## The problem
Reproduce the lines below, substituting "disclosure-triangle-icon" for every occurrence of "expand-arrow-icon" and leaving everything else unchanged.

## Material for the task

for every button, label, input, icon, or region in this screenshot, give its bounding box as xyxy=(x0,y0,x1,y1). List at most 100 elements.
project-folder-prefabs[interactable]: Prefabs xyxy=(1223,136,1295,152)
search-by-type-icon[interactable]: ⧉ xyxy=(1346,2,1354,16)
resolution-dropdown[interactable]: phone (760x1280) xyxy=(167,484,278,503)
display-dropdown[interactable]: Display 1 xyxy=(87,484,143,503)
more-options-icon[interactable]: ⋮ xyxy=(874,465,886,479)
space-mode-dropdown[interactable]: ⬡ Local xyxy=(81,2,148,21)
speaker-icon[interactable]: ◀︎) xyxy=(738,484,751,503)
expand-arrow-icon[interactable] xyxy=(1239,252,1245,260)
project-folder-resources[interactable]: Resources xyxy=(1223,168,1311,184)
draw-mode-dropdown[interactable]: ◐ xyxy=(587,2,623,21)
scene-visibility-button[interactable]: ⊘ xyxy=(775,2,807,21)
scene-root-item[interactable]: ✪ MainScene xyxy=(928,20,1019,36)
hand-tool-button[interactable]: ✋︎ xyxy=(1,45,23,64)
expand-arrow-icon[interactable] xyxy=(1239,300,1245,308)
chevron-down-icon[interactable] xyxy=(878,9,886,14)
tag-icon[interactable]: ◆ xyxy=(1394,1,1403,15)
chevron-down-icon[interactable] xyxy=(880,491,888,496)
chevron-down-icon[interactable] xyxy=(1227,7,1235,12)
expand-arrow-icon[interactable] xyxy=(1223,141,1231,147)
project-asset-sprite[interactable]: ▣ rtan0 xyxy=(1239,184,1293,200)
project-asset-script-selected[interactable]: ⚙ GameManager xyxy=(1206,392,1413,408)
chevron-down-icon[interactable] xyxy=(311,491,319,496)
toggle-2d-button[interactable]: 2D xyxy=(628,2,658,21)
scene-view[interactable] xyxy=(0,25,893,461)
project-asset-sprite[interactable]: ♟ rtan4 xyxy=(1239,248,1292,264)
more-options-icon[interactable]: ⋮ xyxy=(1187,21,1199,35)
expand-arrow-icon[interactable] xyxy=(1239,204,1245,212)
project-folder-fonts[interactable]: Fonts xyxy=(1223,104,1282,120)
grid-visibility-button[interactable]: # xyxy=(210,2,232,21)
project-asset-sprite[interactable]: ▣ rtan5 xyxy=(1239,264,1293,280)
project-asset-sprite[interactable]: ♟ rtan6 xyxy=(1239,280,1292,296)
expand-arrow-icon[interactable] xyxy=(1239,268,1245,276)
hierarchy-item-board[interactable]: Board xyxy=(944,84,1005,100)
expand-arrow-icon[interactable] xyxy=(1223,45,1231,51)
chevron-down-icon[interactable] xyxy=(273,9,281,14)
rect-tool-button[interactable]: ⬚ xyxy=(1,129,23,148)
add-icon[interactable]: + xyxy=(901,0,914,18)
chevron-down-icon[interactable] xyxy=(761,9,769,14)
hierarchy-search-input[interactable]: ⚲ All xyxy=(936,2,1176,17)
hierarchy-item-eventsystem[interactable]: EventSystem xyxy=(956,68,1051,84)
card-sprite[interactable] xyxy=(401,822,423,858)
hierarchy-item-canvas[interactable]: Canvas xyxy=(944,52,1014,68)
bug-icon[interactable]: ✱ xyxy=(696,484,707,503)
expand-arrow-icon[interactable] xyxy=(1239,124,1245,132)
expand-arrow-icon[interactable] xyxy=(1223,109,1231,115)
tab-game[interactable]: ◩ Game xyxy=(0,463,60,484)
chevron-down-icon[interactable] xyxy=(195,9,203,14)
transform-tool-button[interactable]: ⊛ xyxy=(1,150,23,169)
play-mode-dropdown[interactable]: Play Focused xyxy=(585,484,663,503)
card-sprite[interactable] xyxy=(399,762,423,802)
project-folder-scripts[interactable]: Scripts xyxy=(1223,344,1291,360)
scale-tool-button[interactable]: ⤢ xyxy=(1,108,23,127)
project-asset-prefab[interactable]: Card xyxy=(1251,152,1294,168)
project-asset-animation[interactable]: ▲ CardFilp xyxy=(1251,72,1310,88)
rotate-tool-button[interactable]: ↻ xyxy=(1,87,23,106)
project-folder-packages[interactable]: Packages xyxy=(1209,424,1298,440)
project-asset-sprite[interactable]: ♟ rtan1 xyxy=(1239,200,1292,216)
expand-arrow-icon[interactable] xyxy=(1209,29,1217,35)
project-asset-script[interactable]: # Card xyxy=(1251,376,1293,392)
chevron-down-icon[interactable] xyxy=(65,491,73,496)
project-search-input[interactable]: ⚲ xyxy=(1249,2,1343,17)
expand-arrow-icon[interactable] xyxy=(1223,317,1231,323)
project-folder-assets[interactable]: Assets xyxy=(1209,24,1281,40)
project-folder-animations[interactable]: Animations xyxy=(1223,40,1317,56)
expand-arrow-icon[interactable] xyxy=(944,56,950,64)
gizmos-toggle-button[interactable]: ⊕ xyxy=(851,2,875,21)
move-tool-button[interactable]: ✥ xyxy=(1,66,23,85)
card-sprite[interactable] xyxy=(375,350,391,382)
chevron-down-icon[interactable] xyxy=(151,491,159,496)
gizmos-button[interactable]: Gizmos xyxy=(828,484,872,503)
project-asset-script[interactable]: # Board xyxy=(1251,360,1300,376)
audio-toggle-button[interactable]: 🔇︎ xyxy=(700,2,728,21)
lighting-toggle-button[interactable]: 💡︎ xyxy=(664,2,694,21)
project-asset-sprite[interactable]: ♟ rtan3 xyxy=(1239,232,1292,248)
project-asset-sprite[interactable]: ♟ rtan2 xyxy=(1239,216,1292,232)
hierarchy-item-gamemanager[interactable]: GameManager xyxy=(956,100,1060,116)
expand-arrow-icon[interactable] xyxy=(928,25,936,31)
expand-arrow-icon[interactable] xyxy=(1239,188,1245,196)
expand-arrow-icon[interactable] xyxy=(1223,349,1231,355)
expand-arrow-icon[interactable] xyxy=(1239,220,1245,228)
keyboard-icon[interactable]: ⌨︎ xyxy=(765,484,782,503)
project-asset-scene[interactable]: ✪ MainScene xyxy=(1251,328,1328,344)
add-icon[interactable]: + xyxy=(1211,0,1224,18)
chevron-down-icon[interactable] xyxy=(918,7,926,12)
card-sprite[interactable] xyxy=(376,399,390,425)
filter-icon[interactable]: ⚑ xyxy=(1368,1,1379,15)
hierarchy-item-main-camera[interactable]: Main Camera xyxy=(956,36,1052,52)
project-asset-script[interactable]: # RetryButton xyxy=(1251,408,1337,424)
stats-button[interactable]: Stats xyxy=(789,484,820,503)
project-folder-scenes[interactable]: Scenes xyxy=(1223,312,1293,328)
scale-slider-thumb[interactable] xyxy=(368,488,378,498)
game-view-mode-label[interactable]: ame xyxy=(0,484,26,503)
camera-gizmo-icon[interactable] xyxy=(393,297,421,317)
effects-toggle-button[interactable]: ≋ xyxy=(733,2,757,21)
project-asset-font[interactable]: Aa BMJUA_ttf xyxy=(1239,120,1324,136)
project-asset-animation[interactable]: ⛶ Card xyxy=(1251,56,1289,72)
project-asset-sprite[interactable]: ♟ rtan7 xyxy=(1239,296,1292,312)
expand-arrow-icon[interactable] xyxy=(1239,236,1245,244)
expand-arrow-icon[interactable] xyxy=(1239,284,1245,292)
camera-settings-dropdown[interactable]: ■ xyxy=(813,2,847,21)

## Output of the exercise
for every button, label, input, icon, or region in this screenshot, give its bounding box as xyxy=(x0,y0,x1,y1). List at most 100 elements.
project-folder-prefabs[interactable]: Prefabs xyxy=(1223,136,1295,152)
search-by-type-icon[interactable]: ⧉ xyxy=(1346,2,1354,16)
resolution-dropdown[interactable]: phone (760x1280) xyxy=(167,484,278,503)
display-dropdown[interactable]: Display 1 xyxy=(87,484,143,503)
more-options-icon[interactable]: ⋮ xyxy=(874,465,886,479)
space-mode-dropdown[interactable]: ⬡ Local xyxy=(81,2,148,21)
speaker-icon[interactable]: ◀︎) xyxy=(738,484,751,503)
disclosure-triangle-icon[interactable] xyxy=(1239,252,1245,260)
project-folder-resources[interactable]: Resources xyxy=(1223,168,1311,184)
draw-mode-dropdown[interactable]: ◐ xyxy=(587,2,623,21)
scene-visibility-button[interactable]: ⊘ xyxy=(775,2,807,21)
scene-root-item[interactable]: ✪ MainScene xyxy=(928,20,1019,36)
hand-tool-button[interactable]: ✋︎ xyxy=(1,45,23,64)
disclosure-triangle-icon[interactable] xyxy=(1239,300,1245,308)
chevron-down-icon[interactable] xyxy=(878,9,886,14)
tag-icon[interactable]: ◆ xyxy=(1394,1,1403,15)
chevron-down-icon[interactable] xyxy=(880,491,888,496)
chevron-down-icon[interactable] xyxy=(1227,7,1235,12)
disclosure-triangle-icon[interactable] xyxy=(1223,141,1231,147)
project-asset-sprite[interactable]: ▣ rtan0 xyxy=(1239,184,1293,200)
project-asset-script-selected[interactable]: ⚙ GameManager xyxy=(1206,392,1413,408)
chevron-down-icon[interactable] xyxy=(311,491,319,496)
toggle-2d-button[interactable]: 2D xyxy=(628,2,658,21)
scene-view[interactable] xyxy=(0,25,893,461)
project-asset-sprite[interactable]: ♟ rtan4 xyxy=(1239,248,1292,264)
more-options-icon[interactable]: ⋮ xyxy=(1187,21,1199,35)
disclosure-triangle-icon[interactable] xyxy=(1239,204,1245,212)
project-folder-fonts[interactable]: Fonts xyxy=(1223,104,1282,120)
grid-visibility-button[interactable]: # xyxy=(210,2,232,21)
project-asset-sprite[interactable]: ▣ rtan5 xyxy=(1239,264,1293,280)
project-asset-sprite[interactable]: ♟ rtan6 xyxy=(1239,280,1292,296)
disclosure-triangle-icon[interactable] xyxy=(1239,268,1245,276)
hierarchy-item-board[interactable]: Board xyxy=(944,84,1005,100)
disclosure-triangle-icon[interactable] xyxy=(1223,45,1231,51)
chevron-down-icon[interactable] xyxy=(273,9,281,14)
rect-tool-button[interactable]: ⬚ xyxy=(1,129,23,148)
add-icon[interactable]: + xyxy=(901,0,914,18)
chevron-down-icon[interactable] xyxy=(761,9,769,14)
hierarchy-search-input[interactable]: ⚲ All xyxy=(936,2,1176,17)
hierarchy-item-eventsystem[interactable]: EventSystem xyxy=(956,68,1051,84)
card-sprite[interactable] xyxy=(401,822,423,858)
hierarchy-item-canvas[interactable]: Canvas xyxy=(944,52,1014,68)
bug-icon[interactable]: ✱ xyxy=(696,484,707,503)
disclosure-triangle-icon[interactable] xyxy=(1239,124,1245,132)
disclosure-triangle-icon[interactable] xyxy=(1223,109,1231,115)
tab-game[interactable]: ◩ Game xyxy=(0,463,60,484)
chevron-down-icon[interactable] xyxy=(195,9,203,14)
transform-tool-button[interactable]: ⊛ xyxy=(1,150,23,169)
play-mode-dropdown[interactable]: Play Focused xyxy=(585,484,663,503)
card-sprite[interactable] xyxy=(399,762,423,802)
project-folder-scripts[interactable]: Scripts xyxy=(1223,344,1291,360)
scale-tool-button[interactable]: ⤢ xyxy=(1,108,23,127)
project-asset-prefab[interactable]: Card xyxy=(1251,152,1294,168)
project-asset-animation[interactable]: ▲ CardFilp xyxy=(1251,72,1310,88)
rotate-tool-button[interactable]: ↻ xyxy=(1,87,23,106)
project-folder-packages[interactable]: Packages xyxy=(1209,424,1298,440)
project-asset-sprite[interactable]: ♟ rtan1 xyxy=(1239,200,1292,216)
disclosure-triangle-icon[interactable] xyxy=(1209,29,1217,35)
project-asset-script[interactable]: # Card xyxy=(1251,376,1293,392)
chevron-down-icon[interactable] xyxy=(65,491,73,496)
project-search-input[interactable]: ⚲ xyxy=(1249,2,1343,17)
disclosure-triangle-icon[interactable] xyxy=(1223,317,1231,323)
project-folder-assets[interactable]: Assets xyxy=(1209,24,1281,40)
project-folder-animations[interactable]: Animations xyxy=(1223,40,1317,56)
disclosure-triangle-icon[interactable] xyxy=(944,56,950,64)
gizmos-toggle-button[interactable]: ⊕ xyxy=(851,2,875,21)
move-tool-button[interactable]: ✥ xyxy=(1,66,23,85)
card-sprite[interactable] xyxy=(375,350,391,382)
chevron-down-icon[interactable] xyxy=(151,491,159,496)
gizmos-button[interactable]: Gizmos xyxy=(828,484,872,503)
project-asset-script[interactable]: # Board xyxy=(1251,360,1300,376)
audio-toggle-button[interactable]: 🔇︎ xyxy=(700,2,728,21)
lighting-toggle-button[interactable]: 💡︎ xyxy=(664,2,694,21)
project-asset-sprite[interactable]: ♟ rtan3 xyxy=(1239,232,1292,248)
project-asset-sprite[interactable]: ♟ rtan2 xyxy=(1239,216,1292,232)
hierarchy-item-gamemanager[interactable]: GameManager xyxy=(956,100,1060,116)
disclosure-triangle-icon[interactable] xyxy=(928,25,936,31)
disclosure-triangle-icon[interactable] xyxy=(1239,188,1245,196)
disclosure-triangle-icon[interactable] xyxy=(1223,349,1231,355)
disclosure-triangle-icon[interactable] xyxy=(1239,220,1245,228)
keyboard-icon[interactable]: ⌨︎ xyxy=(765,484,782,503)
project-asset-scene[interactable]: ✪ MainScene xyxy=(1251,328,1328,344)
add-icon[interactable]: + xyxy=(1211,0,1224,18)
chevron-down-icon[interactable] xyxy=(918,7,926,12)
card-sprite[interactable] xyxy=(376,399,390,425)
filter-icon[interactable]: ⚑ xyxy=(1368,1,1379,15)
hierarchy-item-main-camera[interactable]: Main Camera xyxy=(956,36,1052,52)
project-asset-script[interactable]: # RetryButton xyxy=(1251,408,1337,424)
stats-button[interactable]: Stats xyxy=(789,484,820,503)
project-folder-scenes[interactable]: Scenes xyxy=(1223,312,1293,328)
scale-slider-thumb[interactable] xyxy=(368,488,378,498)
game-view-mode-label[interactable]: ame xyxy=(0,484,26,503)
camera-gizmo-icon[interactable] xyxy=(393,297,421,317)
effects-toggle-button[interactable]: ≋ xyxy=(733,2,757,21)
project-asset-font[interactable]: Aa BMJUA_ttf xyxy=(1239,120,1324,136)
project-asset-animation[interactable]: ⛶ Card xyxy=(1251,56,1289,72)
project-asset-sprite[interactable]: ♟ rtan7 xyxy=(1239,296,1292,312)
disclosure-triangle-icon[interactable] xyxy=(1239,236,1245,244)
disclosure-triangle-icon[interactable] xyxy=(1239,284,1245,292)
camera-settings-dropdown[interactable]: ■ xyxy=(813,2,847,21)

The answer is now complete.